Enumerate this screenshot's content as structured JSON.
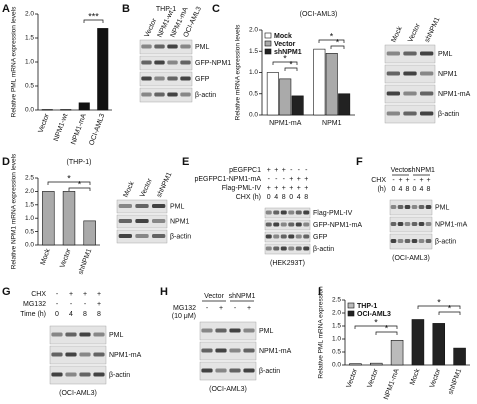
{
  "panel_labels": [
    "A",
    "B",
    "C",
    "D",
    "E",
    "F",
    "G",
    "H",
    "I"
  ],
  "chart_data": [
    {
      "type": "bar",
      "y_label": "Relative PML mRNA expression levels",
      "categories": [
        "Vector",
        "NPM1-wt",
        "NPM1-mA",
        "OCI-AML3"
      ],
      "values": [
        0.01,
        0.01,
        0.15,
        1.7
      ],
      "color": "#111111",
      "ylim": [
        0,
        2
      ],
      "yticks": [
        {
          "value": 0,
          "label": "0.0"
        },
        0.5,
        {
          "value": 1,
          "label": "1.0"
        },
        1.5,
        {
          "value": 2,
          "label": "2.0"
        }
      ],
      "annotations": [
        "***"
      ]
    },
    {
      "type": "bar",
      "title": "(OCI-AML3)",
      "y_label": "Relative mRNA expression levels",
      "categories": [
        "NPM1-mA",
        "NPM1"
      ],
      "series": [
        {
          "name": "Mock",
          "color": "#ffffff",
          "values": [
            1.0,
            1.55
          ]
        },
        {
          "name": "Vector",
          "color": "#aaaaaa",
          "values": [
            0.85,
            1.45
          ]
        },
        {
          "name": "shNPM1",
          "color": "#222222",
          "values": [
            0.45,
            0.5
          ]
        }
      ],
      "ylim": [
        0,
        2
      ],
      "yticks": [
        {
          "value": 0,
          "label": "0.0"
        },
        0.5,
        {
          "value": 1,
          "label": "1.0"
        },
        1.5,
        {
          "value": 2,
          "label": "2.0"
        }
      ],
      "legend": "upper left",
      "annotations": [
        "*",
        "*",
        "*",
        "*"
      ]
    },
    {
      "type": "bar",
      "title": "(THP-1)",
      "y_label": "Relative NPM1 mRNA expression levels",
      "categories": [
        "Mock",
        "Vector",
        "shNPM1"
      ],
      "values": [
        2.0,
        2.0,
        0.9
      ],
      "color": "#aaaaaa",
      "ylim": [
        0,
        2.5
      ],
      "yticks": [
        {
          "value": 0,
          "label": "0.0"
        },
        0.5,
        {
          "value": 1,
          "label": "1.0"
        },
        1.5,
        {
          "value": 2,
          "label": "2.0"
        },
        2.5
      ],
      "annotations": [
        "*",
        "*"
      ]
    },
    {
      "type": "bar",
      "y_label": "Relative PML mRNA expression",
      "categories": [
        "Vector",
        "Vector",
        "NPM1-mA",
        "Mock",
        "Vector",
        "shNPM1"
      ],
      "series": [
        {
          "name": "THP-1",
          "color": "#bbbbbb",
          "values": [
            0.05,
            0.07,
            0.95,
            null,
            null,
            null
          ]
        },
        {
          "name": "OCI-AML3",
          "color": "#222222",
          "values": [
            null,
            null,
            null,
            1.75,
            1.6,
            0.65
          ]
        }
      ],
      "ylim": [
        0,
        2.5
      ],
      "yticks": [
        {
          "value": 0,
          "label": "0.0"
        },
        0.5,
        {
          "value": 1,
          "label": "1.0"
        },
        1.5,
        {
          "value": 2,
          "label": "2.0"
        },
        2.5
      ],
      "legend": "upper left",
      "annotations": [
        "*",
        "*",
        "*",
        "*"
      ]
    }
  ],
  "blots": {
    "B": {
      "title": "THP-1",
      "lanes": [
        "Vector",
        "NPM1-wt",
        "NPM1-mA",
        "OCI-AML3"
      ],
      "bands": [
        "PML",
        "GFP-NPM1",
        "GFP",
        "β-actin"
      ]
    },
    "C": {
      "lanes": [
        "Mock",
        "Vector",
        "shNPM1"
      ],
      "bands": [
        "PML",
        "NPM1",
        "NPM1-mA",
        "β-actin"
      ]
    },
    "D": {
      "lanes": [
        "Mock",
        "Vector",
        "shNPM1"
      ],
      "bands": [
        "PML",
        "NPM1",
        "β-actin"
      ]
    },
    "E": {
      "rows": [
        {
          "label": "pEGFPC1",
          "marks": [
            "+",
            "+",
            "+",
            "-",
            "-",
            "-"
          ]
        },
        {
          "label": "pEGFPC1-NPM1-mA",
          "marks": [
            "-",
            "-",
            "-",
            "+",
            "+",
            "+"
          ]
        },
        {
          "label": "Flag-PML-IV",
          "marks": [
            "+",
            "+",
            "+",
            "+",
            "+",
            "+"
          ]
        },
        {
          "label": "CHX (h)",
          "marks": [
            "0",
            "4",
            "8",
            "0",
            "4",
            "8"
          ]
        }
      ],
      "bands": [
        "Flag-PML-IV",
        "GFP-NPM1-mA",
        "GFP",
        "β-actin"
      ],
      "caption": "(HEK293T)"
    },
    "F": {
      "groups": [
        "Vector",
        "shNPM1"
      ],
      "rows": [
        {
          "label": "CHX",
          "marks": [
            "-",
            "+",
            "+",
            "-",
            "+",
            "+"
          ]
        },
        {
          "label": "(h)",
          "marks": [
            "0",
            "4",
            "8",
            "0",
            "4",
            "8"
          ]
        }
      ],
      "bands": [
        "PML",
        "NPM1-mA",
        "β-actin"
      ],
      "caption": "(OCI-AML3)"
    },
    "G": {
      "rows": [
        {
          "label": "CHX",
          "marks": [
            "-",
            "+",
            "+",
            "+"
          ]
        },
        {
          "label": "MG132",
          "marks": [
            "-",
            "-",
            "-",
            "+"
          ]
        },
        {
          "label": "Time (h)",
          "marks": [
            "0",
            "4",
            "8",
            "8"
          ]
        }
      ],
      "bands": [
        "PML",
        "NPM1-mA",
        "β-actin"
      ],
      "caption": "(OCI-AML3)"
    },
    "H": {
      "groups": [
        "Vector",
        "shNPM1"
      ],
      "rows": [
        {
          "label": "MG132",
          "marks": [
            "-",
            "+",
            "-",
            "+"
          ]
        }
      ],
      "note": "(10 μM)",
      "bands": [
        "PML",
        "NPM1-mA",
        "β-actin"
      ],
      "caption": "(OCI-AML3)"
    }
  }
}
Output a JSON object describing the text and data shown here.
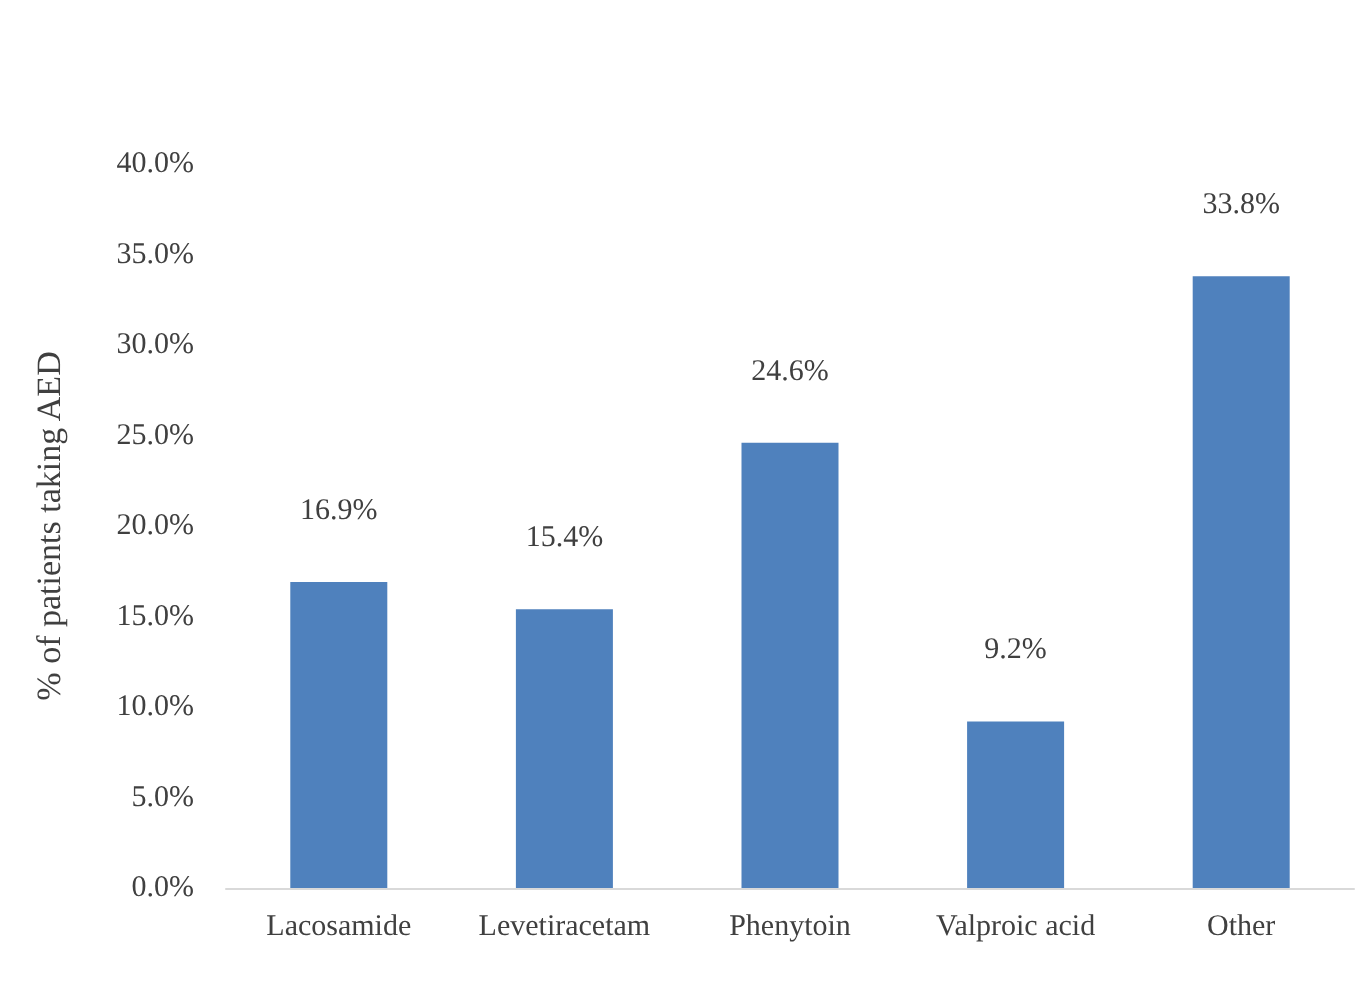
{
  "chart_data": {
    "type": "bar",
    "ylabel": "% of patients taking AED",
    "categories": [
      "Lacosamide",
      "Levetiracetam",
      "Phenytoin",
      "Valproic acid",
      "Other"
    ],
    "values": [
      16.9,
      15.4,
      24.6,
      9.2,
      33.8
    ],
    "value_labels": [
      "16.9%",
      "15.4%",
      "24.6%",
      "9.2%",
      "33.8%"
    ],
    "color": "#4f81bd",
    "ylim": [
      0,
      40
    ],
    "yticks": [
      {
        "value": 0,
        "label": "0.0%"
      },
      {
        "value": 5,
        "label": "5.0%"
      },
      {
        "value": 10,
        "label": "10.0%"
      },
      {
        "value": 15,
        "label": "15.0%"
      },
      {
        "value": 20,
        "label": "20.0%"
      },
      {
        "value": 25,
        "label": "25.0%"
      },
      {
        "value": 30,
        "label": "30.0%"
      },
      {
        "value": 35,
        "label": "35.0%"
      },
      {
        "value": 40,
        "label": "40.0%"
      }
    ],
    "grid": false
  }
}
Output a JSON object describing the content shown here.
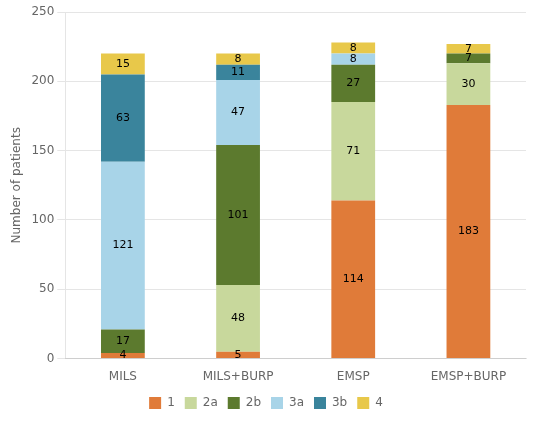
{
  "chart_data": {
    "type": "bar",
    "stacked": true,
    "categories": [
      "MILS",
      "MILS+BURP",
      "EMSP",
      "EMSP+BURP"
    ],
    "series": [
      {
        "name": "1",
        "color": "#E07B39",
        "values": [
          4,
          5,
          114,
          183
        ]
      },
      {
        "name": "2a",
        "color": "#C8D89C",
        "values": [
          0,
          48,
          71,
          30
        ]
      },
      {
        "name": "2b",
        "color": "#5C7A2E",
        "values": [
          17,
          101,
          27,
          7
        ]
      },
      {
        "name": "3a",
        "color": "#A8D4E8",
        "values": [
          121,
          47,
          8,
          0
        ]
      },
      {
        "name": "3b",
        "color": "#3A849C",
        "values": [
          63,
          11,
          0,
          0
        ]
      },
      {
        "name": "4",
        "color": "#E8C84A",
        "values": [
          15,
          8,
          8,
          7
        ]
      }
    ],
    "ylabel": "Number of patients",
    "ylim": [
      0,
      250
    ],
    "yticks": [
      0,
      50,
      100,
      150,
      200,
      250
    ],
    "grid": true,
    "legend": "bottom",
    "data_labels": true
  }
}
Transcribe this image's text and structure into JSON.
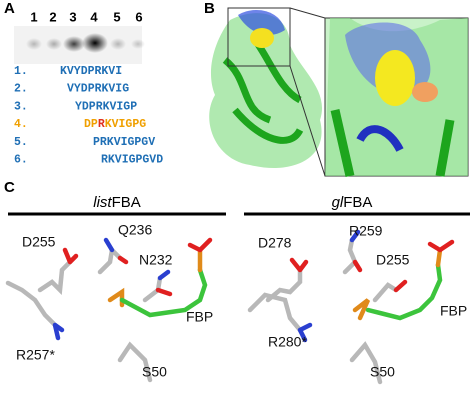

• • • •

Work request: Where does "levels" occur in the data? Copy each line that has it.

Output below:
      "y_label": "Relative PML mRNA expression levels",
      "y_label": "Relative mRNA expression levels",
      "y_label": "Relative NPM1 mRNA expression levels",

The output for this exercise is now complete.